Explore the material:
(a) Answer these questions using the passage on Enlightenment esotericism and early communism.
(i) In what year did Restif first use the word communist in print?
(ii) To which body did Restif submit an appeal for agrarian communalism in 1789?
(iii) Which body chartered the lodge 'Amis de la Vérité'?
(b) Extend the passage on Enlightenment esotericism and early communism, picking up right after its final sentence.

Exercise passage:

========

Wild stuff, for sure — typical of the illuminist strain of thought (Dom Pernety, Saint-Martin, Mesmer, Cagliostro, Lavater, Swedenborg et al.) during the Enlightenment. Restif was also the first to use the word communist in print in 1785 (Billington 79; Grandjonc 146), submitted an appeal for agrarian communalism to the Estates-General in 1789, and by 1793 “used the term communism as his own for the first time” (Billington 82). Hence, the origins of the modern conceptions of socialism and communism stem from a particular “irrational” undercurrent during the so-called “Age of Reason.”
In the introduction to the invaluable Dictionary of Gnosis & Western Esotericism, Wouter Hanegraaff observed that during the Enlightenment “the boundaries between reason and its ‘other’ were in fact blurred and shifting, with many important figures finding themselves with one foot in each camp” (x). Bonneville and his Cercle Social was the embodiment of this ostensible contradiction. They preached “communism … [and] demanded the redistribution of property” while at the same time promulgating the virtues of “communication with spirits, fraternal organizations, and grand oratory” (Darnton 134-5). Marx and his materialist acolytes acknowledged the Cercle Social as revolutionary progenitors but had obviously overlooked the fact that La Bouche de Fer subscribers “read about the animal planets, the transmigration of souls, the primitive religion and language, and, also, universal harmony” (133).
Complots d’étudiant
During the Restoration, the lodge ‘Amis de la Vérité’ was established explicitly for the purpose of recruiting members for the French Carbonari [Charbonnerie], which was founded as a
…center for political discussion and recruitment under the cover of freemasonry by young Parisian radicals – notably Bazard, Buchez, Joubert, and Flotard. It was chartered in good faith by the Grand Orient, which uneasily watched it expand into a body of several hundred members that maintained only the slackest connection with masonic observances. There is no doubt that the dominant elements in the lodge were using masonry as a front for their political operations, but the nature of the rank and file’s political commitment is less clear. Probably they were all hostile to the regime but not all of them were prepared to translate political attitudes into subversive action. The lodge was not a unit of the carbonarist organization but a vehicle for the recruitment and indoctrination of potential Carbonari. [Emphasis added] (Spitzer 219)

========

Given records:
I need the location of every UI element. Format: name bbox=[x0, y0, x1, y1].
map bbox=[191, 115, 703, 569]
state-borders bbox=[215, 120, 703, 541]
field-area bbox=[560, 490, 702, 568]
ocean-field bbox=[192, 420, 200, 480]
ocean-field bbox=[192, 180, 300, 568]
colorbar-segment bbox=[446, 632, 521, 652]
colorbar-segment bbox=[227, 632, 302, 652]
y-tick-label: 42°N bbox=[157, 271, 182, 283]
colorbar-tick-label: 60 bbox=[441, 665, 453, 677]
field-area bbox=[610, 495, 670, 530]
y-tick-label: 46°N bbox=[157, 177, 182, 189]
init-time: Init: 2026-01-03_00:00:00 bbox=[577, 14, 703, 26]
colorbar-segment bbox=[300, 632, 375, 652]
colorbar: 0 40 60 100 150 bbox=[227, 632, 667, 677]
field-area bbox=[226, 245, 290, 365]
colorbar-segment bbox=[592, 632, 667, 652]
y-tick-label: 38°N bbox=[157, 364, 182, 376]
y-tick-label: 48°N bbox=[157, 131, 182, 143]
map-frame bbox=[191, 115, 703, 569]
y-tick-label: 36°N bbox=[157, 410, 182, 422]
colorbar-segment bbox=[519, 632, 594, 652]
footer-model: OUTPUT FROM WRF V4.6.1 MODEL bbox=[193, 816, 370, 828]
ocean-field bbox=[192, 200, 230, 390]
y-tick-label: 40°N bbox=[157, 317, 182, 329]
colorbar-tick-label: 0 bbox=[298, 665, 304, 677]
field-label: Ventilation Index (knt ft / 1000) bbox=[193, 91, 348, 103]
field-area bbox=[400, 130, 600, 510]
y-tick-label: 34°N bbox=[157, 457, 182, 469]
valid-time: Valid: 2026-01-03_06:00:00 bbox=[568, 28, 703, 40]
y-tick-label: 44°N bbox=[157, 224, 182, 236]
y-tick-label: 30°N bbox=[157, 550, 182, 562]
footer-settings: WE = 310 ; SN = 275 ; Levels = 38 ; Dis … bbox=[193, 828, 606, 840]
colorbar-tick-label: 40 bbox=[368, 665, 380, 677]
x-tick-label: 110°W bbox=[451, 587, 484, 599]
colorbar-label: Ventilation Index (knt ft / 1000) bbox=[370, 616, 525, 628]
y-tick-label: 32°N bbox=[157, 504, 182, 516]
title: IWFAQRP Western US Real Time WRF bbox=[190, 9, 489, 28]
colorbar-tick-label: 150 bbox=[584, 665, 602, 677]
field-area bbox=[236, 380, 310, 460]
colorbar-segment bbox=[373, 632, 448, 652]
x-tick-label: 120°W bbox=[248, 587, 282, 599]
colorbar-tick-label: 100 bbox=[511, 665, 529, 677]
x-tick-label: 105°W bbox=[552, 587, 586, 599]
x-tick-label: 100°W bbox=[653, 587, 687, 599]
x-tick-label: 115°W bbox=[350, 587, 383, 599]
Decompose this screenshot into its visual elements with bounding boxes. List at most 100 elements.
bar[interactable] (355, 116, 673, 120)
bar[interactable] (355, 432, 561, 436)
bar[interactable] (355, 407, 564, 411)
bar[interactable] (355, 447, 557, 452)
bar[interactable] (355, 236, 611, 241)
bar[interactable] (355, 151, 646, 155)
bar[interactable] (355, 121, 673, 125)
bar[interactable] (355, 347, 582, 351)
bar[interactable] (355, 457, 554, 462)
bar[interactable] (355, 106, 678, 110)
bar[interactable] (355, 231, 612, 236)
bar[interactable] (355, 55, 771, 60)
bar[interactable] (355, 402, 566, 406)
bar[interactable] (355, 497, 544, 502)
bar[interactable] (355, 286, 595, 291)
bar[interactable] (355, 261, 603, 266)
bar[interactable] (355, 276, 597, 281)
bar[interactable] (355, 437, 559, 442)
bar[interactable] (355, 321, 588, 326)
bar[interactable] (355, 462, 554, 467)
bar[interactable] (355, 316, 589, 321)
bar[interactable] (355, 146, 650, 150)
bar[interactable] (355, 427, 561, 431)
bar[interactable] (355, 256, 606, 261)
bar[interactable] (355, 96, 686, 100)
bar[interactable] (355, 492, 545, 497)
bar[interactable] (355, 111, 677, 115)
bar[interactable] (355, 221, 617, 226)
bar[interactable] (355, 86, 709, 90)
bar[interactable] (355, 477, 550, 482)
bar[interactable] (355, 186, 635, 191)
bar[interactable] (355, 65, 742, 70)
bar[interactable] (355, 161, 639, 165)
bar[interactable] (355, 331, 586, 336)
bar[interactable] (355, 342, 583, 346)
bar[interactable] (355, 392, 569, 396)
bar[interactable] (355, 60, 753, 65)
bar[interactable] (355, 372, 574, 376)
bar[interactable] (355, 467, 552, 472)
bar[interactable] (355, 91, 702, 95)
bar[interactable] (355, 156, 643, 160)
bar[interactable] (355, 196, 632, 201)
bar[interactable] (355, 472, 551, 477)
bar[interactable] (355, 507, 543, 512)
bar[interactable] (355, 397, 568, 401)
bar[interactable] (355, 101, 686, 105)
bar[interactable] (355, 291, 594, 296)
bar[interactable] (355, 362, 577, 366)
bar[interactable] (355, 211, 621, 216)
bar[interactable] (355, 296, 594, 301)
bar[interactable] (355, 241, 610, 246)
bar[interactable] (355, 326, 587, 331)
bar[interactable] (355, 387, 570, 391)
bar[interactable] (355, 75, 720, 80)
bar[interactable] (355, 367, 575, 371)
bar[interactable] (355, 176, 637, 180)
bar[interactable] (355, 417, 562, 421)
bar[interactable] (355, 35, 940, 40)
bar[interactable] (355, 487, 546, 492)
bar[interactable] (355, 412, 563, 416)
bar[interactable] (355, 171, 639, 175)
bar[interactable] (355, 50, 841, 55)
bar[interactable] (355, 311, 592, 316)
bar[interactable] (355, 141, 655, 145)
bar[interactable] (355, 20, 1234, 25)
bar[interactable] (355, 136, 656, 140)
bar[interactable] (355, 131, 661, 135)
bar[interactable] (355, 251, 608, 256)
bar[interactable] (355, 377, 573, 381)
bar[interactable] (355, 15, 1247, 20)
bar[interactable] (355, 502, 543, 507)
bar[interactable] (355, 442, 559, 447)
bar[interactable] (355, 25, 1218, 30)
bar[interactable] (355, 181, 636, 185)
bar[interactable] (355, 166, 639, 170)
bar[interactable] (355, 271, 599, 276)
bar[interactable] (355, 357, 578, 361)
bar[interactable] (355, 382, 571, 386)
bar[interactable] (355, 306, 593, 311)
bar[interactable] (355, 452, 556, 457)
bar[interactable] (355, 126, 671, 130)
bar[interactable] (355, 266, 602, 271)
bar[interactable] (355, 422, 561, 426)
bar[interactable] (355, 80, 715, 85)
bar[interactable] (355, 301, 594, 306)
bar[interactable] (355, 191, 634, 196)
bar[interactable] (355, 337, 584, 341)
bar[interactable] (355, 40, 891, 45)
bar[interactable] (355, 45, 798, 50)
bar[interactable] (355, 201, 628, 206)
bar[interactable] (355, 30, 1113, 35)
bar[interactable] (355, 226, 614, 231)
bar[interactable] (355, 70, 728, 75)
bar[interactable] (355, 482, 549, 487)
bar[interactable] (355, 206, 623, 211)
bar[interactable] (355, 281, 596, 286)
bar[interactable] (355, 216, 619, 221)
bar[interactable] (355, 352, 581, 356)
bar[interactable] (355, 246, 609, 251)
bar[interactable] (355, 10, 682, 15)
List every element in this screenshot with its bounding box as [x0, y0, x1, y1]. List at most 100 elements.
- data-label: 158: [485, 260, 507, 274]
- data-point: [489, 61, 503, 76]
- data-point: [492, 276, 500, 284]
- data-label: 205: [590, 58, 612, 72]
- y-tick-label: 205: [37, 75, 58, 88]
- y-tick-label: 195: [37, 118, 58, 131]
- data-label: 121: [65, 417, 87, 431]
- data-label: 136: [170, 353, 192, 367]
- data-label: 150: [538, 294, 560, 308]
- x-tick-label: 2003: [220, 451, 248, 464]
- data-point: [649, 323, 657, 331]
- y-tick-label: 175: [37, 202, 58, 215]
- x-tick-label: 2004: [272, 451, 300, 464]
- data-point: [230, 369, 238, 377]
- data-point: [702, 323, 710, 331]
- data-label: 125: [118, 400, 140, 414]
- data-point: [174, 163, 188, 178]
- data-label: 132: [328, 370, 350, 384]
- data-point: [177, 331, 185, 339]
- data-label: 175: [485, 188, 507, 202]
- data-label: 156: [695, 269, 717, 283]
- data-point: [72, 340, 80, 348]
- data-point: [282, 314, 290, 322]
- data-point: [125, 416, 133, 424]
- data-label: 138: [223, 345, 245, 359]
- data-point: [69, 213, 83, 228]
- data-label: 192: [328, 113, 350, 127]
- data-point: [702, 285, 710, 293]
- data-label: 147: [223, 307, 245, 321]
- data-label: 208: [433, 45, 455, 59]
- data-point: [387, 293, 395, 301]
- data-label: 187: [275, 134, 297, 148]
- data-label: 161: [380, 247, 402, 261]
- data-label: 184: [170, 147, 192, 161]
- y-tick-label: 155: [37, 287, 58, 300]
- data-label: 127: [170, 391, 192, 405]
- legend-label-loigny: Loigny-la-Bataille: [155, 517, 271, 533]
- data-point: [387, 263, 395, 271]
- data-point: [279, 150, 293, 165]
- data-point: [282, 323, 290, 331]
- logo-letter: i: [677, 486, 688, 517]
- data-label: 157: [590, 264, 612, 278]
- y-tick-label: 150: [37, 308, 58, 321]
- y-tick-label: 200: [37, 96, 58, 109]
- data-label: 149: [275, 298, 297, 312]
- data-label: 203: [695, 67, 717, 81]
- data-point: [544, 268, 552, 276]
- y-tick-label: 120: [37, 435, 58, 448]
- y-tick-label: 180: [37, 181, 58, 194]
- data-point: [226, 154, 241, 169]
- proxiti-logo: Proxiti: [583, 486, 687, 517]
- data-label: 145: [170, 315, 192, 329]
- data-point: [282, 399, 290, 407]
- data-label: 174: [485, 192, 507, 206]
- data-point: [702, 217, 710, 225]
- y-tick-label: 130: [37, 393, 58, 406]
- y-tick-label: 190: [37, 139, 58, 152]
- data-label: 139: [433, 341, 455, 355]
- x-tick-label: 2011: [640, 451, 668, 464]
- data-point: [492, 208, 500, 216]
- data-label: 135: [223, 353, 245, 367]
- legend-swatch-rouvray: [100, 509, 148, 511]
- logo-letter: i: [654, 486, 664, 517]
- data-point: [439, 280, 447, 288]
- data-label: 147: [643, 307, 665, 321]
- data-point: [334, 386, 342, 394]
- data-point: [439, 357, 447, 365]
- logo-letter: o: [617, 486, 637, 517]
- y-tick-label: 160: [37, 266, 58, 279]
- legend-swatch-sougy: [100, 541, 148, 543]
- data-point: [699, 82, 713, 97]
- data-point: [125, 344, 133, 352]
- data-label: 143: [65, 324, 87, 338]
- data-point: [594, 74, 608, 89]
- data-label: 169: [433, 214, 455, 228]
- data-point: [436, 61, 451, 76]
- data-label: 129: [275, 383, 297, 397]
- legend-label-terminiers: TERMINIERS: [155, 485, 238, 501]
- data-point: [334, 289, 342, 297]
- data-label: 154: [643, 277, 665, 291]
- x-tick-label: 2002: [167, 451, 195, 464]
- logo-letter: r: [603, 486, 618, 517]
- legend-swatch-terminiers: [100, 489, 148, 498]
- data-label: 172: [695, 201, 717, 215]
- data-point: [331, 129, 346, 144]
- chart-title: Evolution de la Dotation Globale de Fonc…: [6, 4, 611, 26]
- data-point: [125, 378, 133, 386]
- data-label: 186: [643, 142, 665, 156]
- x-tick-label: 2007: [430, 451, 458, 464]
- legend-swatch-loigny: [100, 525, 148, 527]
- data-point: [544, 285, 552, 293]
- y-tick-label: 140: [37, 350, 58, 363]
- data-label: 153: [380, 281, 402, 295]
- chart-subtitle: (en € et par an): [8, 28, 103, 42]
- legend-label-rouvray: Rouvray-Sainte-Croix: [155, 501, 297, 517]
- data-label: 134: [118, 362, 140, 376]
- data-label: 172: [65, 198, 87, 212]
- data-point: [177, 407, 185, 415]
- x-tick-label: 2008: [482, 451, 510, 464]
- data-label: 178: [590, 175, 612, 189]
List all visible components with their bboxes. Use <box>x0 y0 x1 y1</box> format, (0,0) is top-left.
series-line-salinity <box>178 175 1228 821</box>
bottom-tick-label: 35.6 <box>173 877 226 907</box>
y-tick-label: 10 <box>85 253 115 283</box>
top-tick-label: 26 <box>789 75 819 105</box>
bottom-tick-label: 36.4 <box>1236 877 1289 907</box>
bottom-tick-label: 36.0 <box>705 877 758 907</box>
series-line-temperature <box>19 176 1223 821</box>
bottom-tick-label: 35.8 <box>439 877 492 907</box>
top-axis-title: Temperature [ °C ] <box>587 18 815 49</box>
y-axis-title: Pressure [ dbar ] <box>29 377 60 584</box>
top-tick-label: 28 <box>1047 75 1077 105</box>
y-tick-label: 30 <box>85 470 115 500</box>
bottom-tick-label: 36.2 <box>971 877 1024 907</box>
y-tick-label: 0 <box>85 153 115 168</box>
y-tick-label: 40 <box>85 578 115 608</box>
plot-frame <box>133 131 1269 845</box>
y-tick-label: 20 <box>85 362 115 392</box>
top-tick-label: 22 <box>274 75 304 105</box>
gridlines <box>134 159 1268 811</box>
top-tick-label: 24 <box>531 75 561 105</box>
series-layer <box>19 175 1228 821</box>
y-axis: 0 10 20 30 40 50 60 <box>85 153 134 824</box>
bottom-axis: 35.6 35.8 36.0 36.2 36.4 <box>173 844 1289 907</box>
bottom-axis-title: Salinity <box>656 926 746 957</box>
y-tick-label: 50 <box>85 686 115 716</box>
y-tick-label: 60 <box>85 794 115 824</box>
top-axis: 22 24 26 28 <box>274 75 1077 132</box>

========

Answers for this exercise:
(a)
(i) 1785
(ii) The Estates-General
(iii) The Grand Orient

(b)
James H. Billington wrote of them as well, though he neglected to emphasize the lodge’s original French name. On the Amis de la Vérité [Friends of Truth], he writes:
Union soon established links with the respectable revolutionaries who provided the backbone of what was soon to be called the French Carbonari: Lafayette, Voyer d’Argenson, Dupont de l’Eure, and Victor Cousin. At the same time the swelling postwar student population in Paris began independently to use Masonic lodges for republican agitation. An organization, formed soon after September 1818 under the Illuminist name Friends of Truth, became a center for student radicals and gained more than one thousand members.
[….] Using Masonic organizations for revolutionary mobilization through the Friends of Truth, the students converted the journal The French Aristarchus into a legal outlet for revolutionary ideas in 1819. The same group attempted to organize a revolutionary “directorial committee” and a classical conspiratorial web of five-man cells (“brigades”). Little direction was given, and these brigades often resorted to uncoordinated violence; but they represented the first large scale deployment in France outside of military organizations of this cellular type. (Billington 136)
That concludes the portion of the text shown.